→ EXERCISE TASK: In the listing below, locate the lines that hold "подпункте" and copy them.

→ STORED DATA:

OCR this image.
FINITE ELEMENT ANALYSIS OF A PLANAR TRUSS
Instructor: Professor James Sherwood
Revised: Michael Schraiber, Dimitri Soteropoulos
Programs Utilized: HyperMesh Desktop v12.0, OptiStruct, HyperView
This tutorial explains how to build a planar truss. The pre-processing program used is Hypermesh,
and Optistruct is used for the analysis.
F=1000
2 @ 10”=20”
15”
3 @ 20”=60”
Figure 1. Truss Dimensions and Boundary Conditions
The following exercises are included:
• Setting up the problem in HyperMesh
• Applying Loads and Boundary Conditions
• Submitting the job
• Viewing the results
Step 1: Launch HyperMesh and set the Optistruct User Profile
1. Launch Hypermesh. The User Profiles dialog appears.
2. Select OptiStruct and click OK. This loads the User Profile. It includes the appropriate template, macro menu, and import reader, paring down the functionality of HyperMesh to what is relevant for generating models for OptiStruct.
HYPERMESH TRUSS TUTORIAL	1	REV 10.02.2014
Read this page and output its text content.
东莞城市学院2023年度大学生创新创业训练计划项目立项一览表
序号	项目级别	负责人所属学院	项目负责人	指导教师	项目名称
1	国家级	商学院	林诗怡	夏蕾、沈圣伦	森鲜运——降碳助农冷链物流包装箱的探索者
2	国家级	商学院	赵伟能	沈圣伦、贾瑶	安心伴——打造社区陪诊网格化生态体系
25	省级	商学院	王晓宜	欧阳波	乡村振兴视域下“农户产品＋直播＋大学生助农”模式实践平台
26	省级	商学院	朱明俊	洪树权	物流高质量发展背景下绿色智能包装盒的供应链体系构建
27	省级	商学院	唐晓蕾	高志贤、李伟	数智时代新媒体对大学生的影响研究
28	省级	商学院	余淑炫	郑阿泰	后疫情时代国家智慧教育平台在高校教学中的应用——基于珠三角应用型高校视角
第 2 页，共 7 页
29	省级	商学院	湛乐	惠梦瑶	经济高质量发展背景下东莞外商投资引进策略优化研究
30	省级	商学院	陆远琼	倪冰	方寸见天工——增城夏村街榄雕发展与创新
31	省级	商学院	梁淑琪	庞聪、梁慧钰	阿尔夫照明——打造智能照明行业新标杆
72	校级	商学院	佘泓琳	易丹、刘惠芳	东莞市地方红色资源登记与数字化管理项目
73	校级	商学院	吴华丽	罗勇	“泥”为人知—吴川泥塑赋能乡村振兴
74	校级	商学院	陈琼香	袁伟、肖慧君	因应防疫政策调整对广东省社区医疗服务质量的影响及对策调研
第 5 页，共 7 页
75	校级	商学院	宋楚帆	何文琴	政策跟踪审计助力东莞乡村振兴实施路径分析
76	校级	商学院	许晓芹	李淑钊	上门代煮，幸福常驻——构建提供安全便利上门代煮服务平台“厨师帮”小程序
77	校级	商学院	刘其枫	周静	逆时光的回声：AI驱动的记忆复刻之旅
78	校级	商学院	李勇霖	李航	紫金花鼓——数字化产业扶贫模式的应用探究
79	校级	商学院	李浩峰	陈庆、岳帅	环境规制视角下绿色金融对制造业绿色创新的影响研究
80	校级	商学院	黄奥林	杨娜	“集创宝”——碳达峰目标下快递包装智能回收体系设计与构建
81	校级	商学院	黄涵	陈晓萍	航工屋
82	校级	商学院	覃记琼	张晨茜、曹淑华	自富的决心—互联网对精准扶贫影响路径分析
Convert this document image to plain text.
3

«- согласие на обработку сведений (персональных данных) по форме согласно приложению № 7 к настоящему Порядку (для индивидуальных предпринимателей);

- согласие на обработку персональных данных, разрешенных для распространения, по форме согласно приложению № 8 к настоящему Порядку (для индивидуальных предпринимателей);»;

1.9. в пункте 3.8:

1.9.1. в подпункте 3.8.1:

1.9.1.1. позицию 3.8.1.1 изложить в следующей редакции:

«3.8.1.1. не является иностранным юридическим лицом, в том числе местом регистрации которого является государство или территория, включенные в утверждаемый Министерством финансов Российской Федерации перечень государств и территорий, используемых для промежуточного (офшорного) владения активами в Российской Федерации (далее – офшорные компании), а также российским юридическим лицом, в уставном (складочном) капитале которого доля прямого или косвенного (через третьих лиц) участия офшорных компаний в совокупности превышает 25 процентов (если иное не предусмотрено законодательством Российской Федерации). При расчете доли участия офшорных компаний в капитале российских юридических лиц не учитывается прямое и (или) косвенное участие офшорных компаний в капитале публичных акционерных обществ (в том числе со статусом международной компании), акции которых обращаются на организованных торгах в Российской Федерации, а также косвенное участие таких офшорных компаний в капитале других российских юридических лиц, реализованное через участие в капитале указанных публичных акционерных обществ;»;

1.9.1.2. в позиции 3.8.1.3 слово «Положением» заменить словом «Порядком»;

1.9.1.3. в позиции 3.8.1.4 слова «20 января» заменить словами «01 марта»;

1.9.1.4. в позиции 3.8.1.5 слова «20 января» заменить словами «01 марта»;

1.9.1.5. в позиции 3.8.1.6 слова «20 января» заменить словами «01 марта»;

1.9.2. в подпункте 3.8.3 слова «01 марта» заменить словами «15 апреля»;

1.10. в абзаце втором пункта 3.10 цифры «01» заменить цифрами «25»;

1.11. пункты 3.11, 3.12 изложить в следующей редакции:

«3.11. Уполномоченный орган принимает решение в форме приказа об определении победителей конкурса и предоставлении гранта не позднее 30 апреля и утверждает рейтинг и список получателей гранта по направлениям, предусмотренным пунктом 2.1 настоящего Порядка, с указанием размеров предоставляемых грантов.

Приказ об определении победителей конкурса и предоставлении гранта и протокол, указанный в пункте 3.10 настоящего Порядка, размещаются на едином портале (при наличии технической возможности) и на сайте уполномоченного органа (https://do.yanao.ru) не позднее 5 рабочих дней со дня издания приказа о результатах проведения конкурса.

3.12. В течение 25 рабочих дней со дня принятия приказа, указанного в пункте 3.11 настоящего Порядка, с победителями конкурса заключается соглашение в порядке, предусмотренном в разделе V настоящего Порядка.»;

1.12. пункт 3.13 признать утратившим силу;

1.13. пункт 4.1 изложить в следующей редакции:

→ RESPONSE FOR THIS EXERCISE:
1.9.1. в подпункте 3.8.1:
1.9.2. в подпункте 3.8.3 слова «01 марта» заменить словами «15 апреля»;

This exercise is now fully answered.